◆ **Work instructions**
Within the material below, find each line bearing the word "Affected" and present it.
┌────────
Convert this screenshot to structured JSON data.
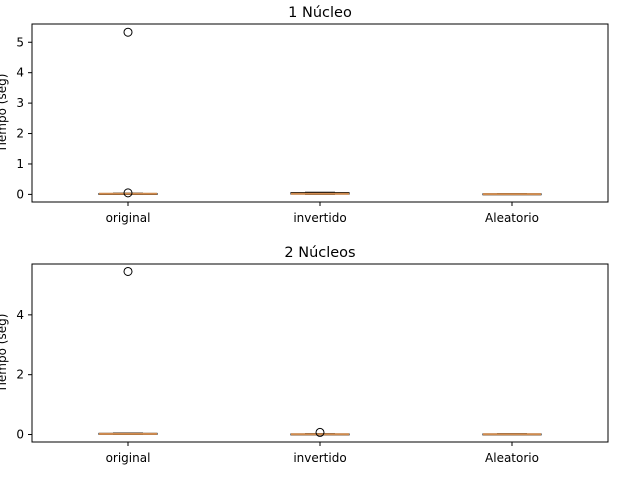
{
  "chart_data": [
    {
      "type": "boxplot",
      "title": "1 Núcleo",
      "xlabel": "",
      "ylabel": "Tiempo (seg)",
      "categories": [
        "original",
        "invertido",
        "Aleatorio"
      ],
      "ylim": [
        -0.25,
        5.6
      ],
      "yticks": [
        0,
        1,
        2,
        3,
        4,
        5
      ],
      "boxes": [
        {
          "whisker_low": 0.0,
          "q1": 0.01,
          "median": 0.02,
          "q3": 0.03,
          "whisker_high": 0.04,
          "fliers": [
            5.33,
            0.05
          ]
        },
        {
          "whisker_low": 0.0,
          "q1": 0.01,
          "median": 0.02,
          "q3": 0.06,
          "whisker_high": 0.07,
          "fliers": []
        },
        {
          "whisker_low": 0.0,
          "q1": 0.005,
          "median": 0.01,
          "q3": 0.02,
          "whisker_high": 0.03,
          "fliers": []
        }
      ]
    },
    {
      "type": "boxplot",
      "title": "2 Núcleos",
      "xlabel": "",
      "ylabel": "Tiempo (seg)",
      "categories": [
        "original",
        "invertido",
        "Aleatorio"
      ],
      "ylim": [
        -0.25,
        5.7
      ],
      "yticks": [
        0,
        2,
        4
      ],
      "boxes": [
        {
          "whisker_low": 0.0,
          "q1": 0.01,
          "median": 0.02,
          "q3": 0.04,
          "whisker_high": 0.05,
          "fliers": [
            5.45
          ]
        },
        {
          "whisker_low": 0.0,
          "q1": 0.005,
          "median": 0.01,
          "q3": 0.02,
          "whisker_high": 0.03,
          "fliers": [
            0.07
          ]
        },
        {
          "whisker_low": 0.0,
          "q1": 0.005,
          "median": 0.01,
          "q3": 0.02,
          "whisker_high": 0.03,
          "fliers": []
        }
      ]
    }
  ]
}
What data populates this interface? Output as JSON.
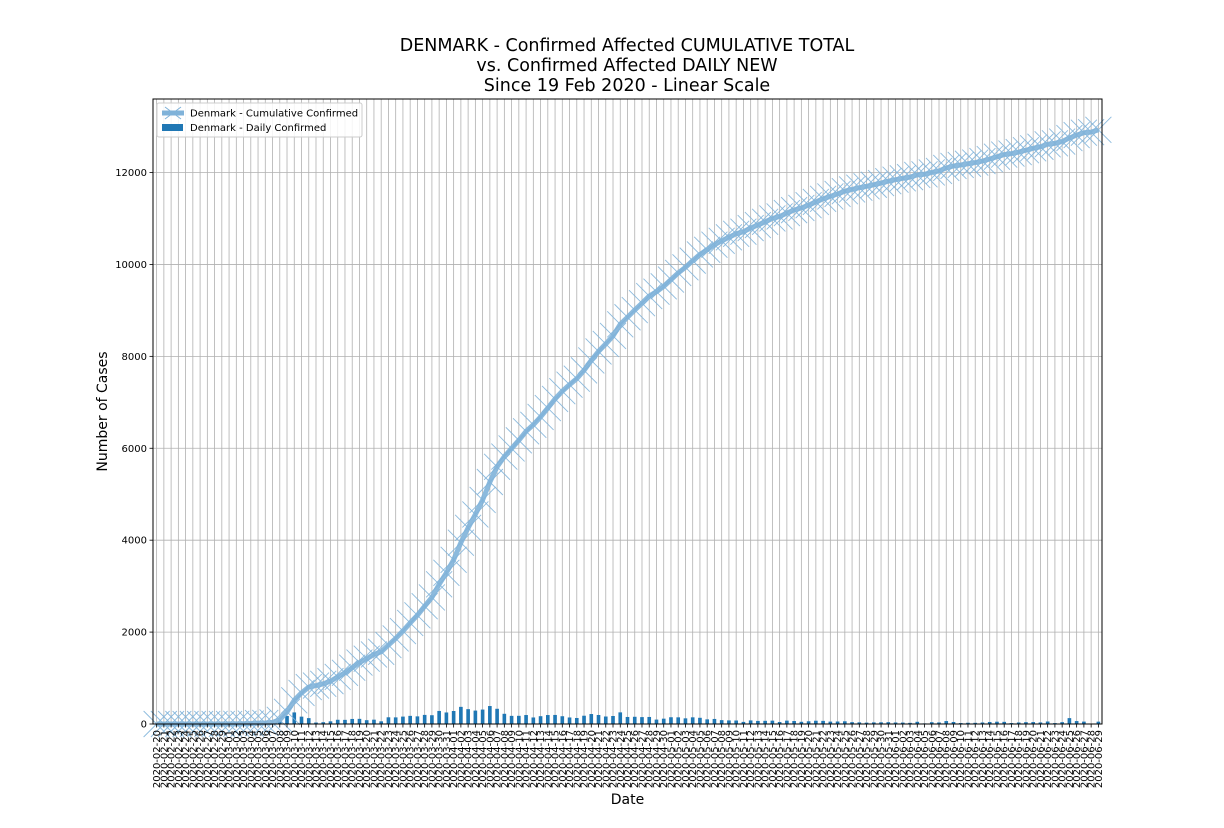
{
  "chart_data": {
    "type": "bar+line",
    "title_lines": [
      "DENMARK - Confirmed Affected CUMULATIVE TOTAL",
      "vs. Confirmed Affected DAILY NEW",
      "Since 19 Feb 2020 - Linear Scale"
    ],
    "xlabel": "Date",
    "ylabel": "Number of Cases",
    "ylim": [
      0,
      13600
    ],
    "yticks": [
      0,
      2000,
      4000,
      6000,
      8000,
      10000,
      12000
    ],
    "grid": true,
    "legend_position": "top-left",
    "x_start_label": "2020-02-20",
    "x_end_label": "2020-06-29",
    "x": [
      "2020-02-20",
      "2020-02-21",
      "2020-02-22",
      "2020-02-23",
      "2020-02-24",
      "2020-02-25",
      "2020-02-26",
      "2020-02-27",
      "2020-02-28",
      "2020-02-29",
      "2020-03-01",
      "2020-03-02",
      "2020-03-03",
      "2020-03-04",
      "2020-03-05",
      "2020-03-06",
      "2020-03-07",
      "2020-03-08",
      "2020-03-09",
      "2020-03-10",
      "2020-03-11",
      "2020-03-12",
      "2020-03-13",
      "2020-03-14",
      "2020-03-15",
      "2020-03-16",
      "2020-03-17",
      "2020-03-18",
      "2020-03-19",
      "2020-03-20",
      "2020-03-21",
      "2020-03-22",
      "2020-03-23",
      "2020-03-24",
      "2020-03-25",
      "2020-03-26",
      "2020-03-27",
      "2020-03-28",
      "2020-03-29",
      "2020-03-30",
      "2020-03-31",
      "2020-04-01",
      "2020-04-02",
      "2020-04-03",
      "2020-04-04",
      "2020-04-05",
      "2020-04-06",
      "2020-04-07",
      "2020-04-08",
      "2020-04-09",
      "2020-04-10",
      "2020-04-11",
      "2020-04-12",
      "2020-04-13",
      "2020-04-14",
      "2020-04-15",
      "2020-04-16",
      "2020-04-17",
      "2020-04-18",
      "2020-04-19",
      "2020-04-20",
      "2020-04-21",
      "2020-04-22",
      "2020-04-23",
      "2020-04-24",
      "2020-04-25",
      "2020-04-26",
      "2020-04-27",
      "2020-04-28",
      "2020-04-29",
      "2020-04-30",
      "2020-05-01",
      "2020-05-02",
      "2020-05-03",
      "2020-05-04",
      "2020-05-05",
      "2020-05-06",
      "2020-05-07",
      "2020-05-08",
      "2020-05-09",
      "2020-05-10",
      "2020-05-11",
      "2020-05-12",
      "2020-05-13",
      "2020-05-14",
      "2020-05-15",
      "2020-05-16",
      "2020-05-17",
      "2020-05-18",
      "2020-05-19",
      "2020-05-20",
      "2020-05-21",
      "2020-05-22",
      "2020-05-23",
      "2020-05-24",
      "2020-05-25",
      "2020-05-26",
      "2020-05-27",
      "2020-05-28",
      "2020-05-29",
      "2020-05-30",
      "2020-05-31",
      "2020-06-01",
      "2020-06-02",
      "2020-06-03",
      "2020-06-04",
      "2020-06-05",
      "2020-06-06",
      "2020-06-07",
      "2020-06-08",
      "2020-06-09",
      "2020-06-10",
      "2020-06-11",
      "2020-06-12",
      "2020-06-13",
      "2020-06-14",
      "2020-06-15",
      "2020-06-16",
      "2020-06-17",
      "2020-06-18",
      "2020-06-19",
      "2020-06-20",
      "2020-06-21",
      "2020-06-22",
      "2020-06-23",
      "2020-06-24",
      "2020-06-25",
      "2020-06-26",
      "2020-06-27",
      "2020-06-28",
      "2020-06-29"
    ],
    "series": [
      {
        "name": "Denmark - Cumulative Confirmed",
        "kind": "line",
        "color": "#7fb2d9",
        "values": [
          0,
          0,
          0,
          0,
          0,
          0,
          0,
          1,
          1,
          1,
          2,
          3,
          5,
          10,
          20,
          23,
          35,
          90,
          264,
          516,
          676,
          804,
          836,
          875,
          933,
          1025,
          1115,
          1225,
          1337,
          1420,
          1514,
          1572,
          1718,
          1862,
          2023,
          2200,
          2366,
          2564,
          2755,
          3039,
          3290,
          3573,
          3946,
          4269,
          4561,
          4875,
          5266,
          5597,
          5819,
          5996,
          6174,
          6369,
          6511,
          6681,
          6876,
          7073,
          7242,
          7384,
          7515,
          7695,
          7912,
          8108,
          8271,
          8445,
          8698,
          8851,
          9008,
          9158,
          9311,
          9407,
          9523,
          9670,
          9815,
          9938,
          10083,
          10218,
          10319,
          10429,
          10513,
          10591,
          10667,
          10713,
          10791,
          10858,
          10927,
          11000,
          11044,
          11117,
          11182,
          11230,
          11289,
          11360,
          11428,
          11480,
          11534,
          11593,
          11633,
          11669,
          11699,
          11734,
          11771,
          11811,
          11844,
          11875,
          11900,
          11948,
          11962,
          12001,
          12035,
          12099,
          12143,
          12164,
          12191,
          12217,
          12250,
          12294,
          12344,
          12391,
          12412,
          12445,
          12485,
          12527,
          12561,
          12615,
          12635,
          12675,
          12751,
          12815,
          12867,
          12878,
          12929
        ]
      },
      {
        "name": "Denmark - Daily Confirmed",
        "kind": "bar",
        "color": "#1f77b4",
        "values": [
          0,
          0,
          0,
          0,
          0,
          0,
          0,
          1,
          0,
          0,
          1,
          1,
          2,
          5,
          10,
          3,
          12,
          55,
          174,
          252,
          160,
          128,
          32,
          39,
          58,
          92,
          90,
          110,
          112,
          83,
          94,
          58,
          146,
          144,
          161,
          177,
          166,
          198,
          191,
          284,
          251,
          283,
          373,
          323,
          292,
          314,
          391,
          331,
          222,
          177,
          178,
          195,
          142,
          170,
          195,
          197,
          169,
          142,
          131,
          180,
          217,
          196,
          163,
          174,
          253,
          153,
          157,
          150,
          153,
          96,
          116,
          147,
          145,
          123,
          145,
          135,
          101,
          110,
          84,
          78,
          76,
          46,
          78,
          67,
          69,
          73,
          44,
          73,
          65,
          48,
          59,
          71,
          68,
          52,
          54,
          59,
          40,
          36,
          30,
          35,
          37,
          40,
          33,
          31,
          25,
          48,
          14,
          39,
          34,
          64,
          44,
          21,
          27,
          26,
          33,
          44,
          50,
          47,
          21,
          33,
          40,
          42,
          34,
          54,
          20,
          40,
          128,
          64,
          52,
          11,
          51
        ]
      }
    ]
  }
}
└────────
◆ **Correct answer**
      "DENMARK - Confirmed Affected CUMULATIVE TOTAL",
      "vs. Confirmed Affected DAILY NEW",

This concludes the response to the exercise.